--- PROVIDED INFORMATION ---

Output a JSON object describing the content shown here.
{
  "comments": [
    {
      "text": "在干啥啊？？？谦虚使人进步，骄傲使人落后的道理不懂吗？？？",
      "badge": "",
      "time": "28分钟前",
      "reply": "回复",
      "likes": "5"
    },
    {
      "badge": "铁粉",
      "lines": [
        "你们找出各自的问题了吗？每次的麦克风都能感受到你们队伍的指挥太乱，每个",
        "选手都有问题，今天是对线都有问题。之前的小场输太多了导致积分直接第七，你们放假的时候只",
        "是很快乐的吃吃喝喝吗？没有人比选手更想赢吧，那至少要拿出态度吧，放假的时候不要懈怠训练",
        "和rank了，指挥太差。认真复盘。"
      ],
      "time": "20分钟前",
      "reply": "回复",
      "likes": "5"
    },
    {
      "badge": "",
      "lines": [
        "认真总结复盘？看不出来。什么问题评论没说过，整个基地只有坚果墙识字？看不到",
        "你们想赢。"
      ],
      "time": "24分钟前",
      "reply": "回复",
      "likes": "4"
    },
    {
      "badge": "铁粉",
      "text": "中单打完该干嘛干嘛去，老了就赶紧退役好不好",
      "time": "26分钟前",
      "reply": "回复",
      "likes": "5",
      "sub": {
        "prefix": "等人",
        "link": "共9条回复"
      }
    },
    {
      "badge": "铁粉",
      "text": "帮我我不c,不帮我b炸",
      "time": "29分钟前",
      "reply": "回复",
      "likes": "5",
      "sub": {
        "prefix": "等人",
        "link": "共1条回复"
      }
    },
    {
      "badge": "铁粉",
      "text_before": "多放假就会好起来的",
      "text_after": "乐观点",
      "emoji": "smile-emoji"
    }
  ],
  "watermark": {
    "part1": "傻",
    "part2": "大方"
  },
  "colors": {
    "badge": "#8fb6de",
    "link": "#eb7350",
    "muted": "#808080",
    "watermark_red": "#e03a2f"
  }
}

---

:: STATED GOAL ::
All of the data shown above must be copied exactly.

:: EXERCISE RESPONSE ::
Output a JSON object describing the content shown here.
{
  "comments": [
    {
      "text": "在干啥啊？？？谦虚使人进步，骄傲使人落后的道理不懂吗？？？",
      "badge": "",
      "time": "28分钟前",
      "reply": "回复",
      "likes": "5"
    },
    {
      "badge": "铁粉",
      "lines": [
        "你们找出各自的问题了吗？每次的麦克风都能感受到你们队伍的指挥太乱，每个",
        "选手都有问题，今天是对线都有问题。之前的小场输太多了导致积分直接第七，你们放假的时候只",
        "是很快乐的吃吃喝喝吗？没有人比选手更想赢吧，那至少要拿出态度吧，放假的时候不要懈怠训练",
        "和rank了，指挥太差。认真复盘。"
      ],
      "time": "20分钟前",
      "reply": "回复",
      "likes": "5"
    },
    {
      "badge": "",
      "lines": [
        "认真总结复盘？看不出来。什么问题评论没说过，整个基地只有坚果墙识字？看不到",
        "你们想赢。"
      ],
      "time": "24分钟前",
      "reply": "回复",
      "likes": "4"
    },
    {
      "badge": "铁粉",
      "text": "中单打完该干嘛干嘛去，老了就赶紧退役好不好",
      "time": "26分钟前",
      "reply": "回复",
      "likes": "5",
      "sub": {
        "prefix": "等人",
        "link": "共9条回复"
      }
    },
    {
      "badge": "铁粉",
      "text": "帮我我不c,不帮我b炸",
      "time": "29分钟前",
      "reply": "回复",
      "likes": "5",
      "sub": {
        "prefix": "等人",
        "link": "共1条回复"
      }
    },
    {
      "badge": "铁粉",
      "text_before": "多放假就会好起来的",
      "text_after": "乐观点",
      "emoji": "smile-emoji"
    }
  ],
  "watermark": {
    "part1": "傻",
    "part2": "大方"
  },
  "colors": {
    "badge": "#8fb6de",
    "link": "#eb7350",
    "muted": "#808080",
    "watermark_red": "#e03a2f"
  }
}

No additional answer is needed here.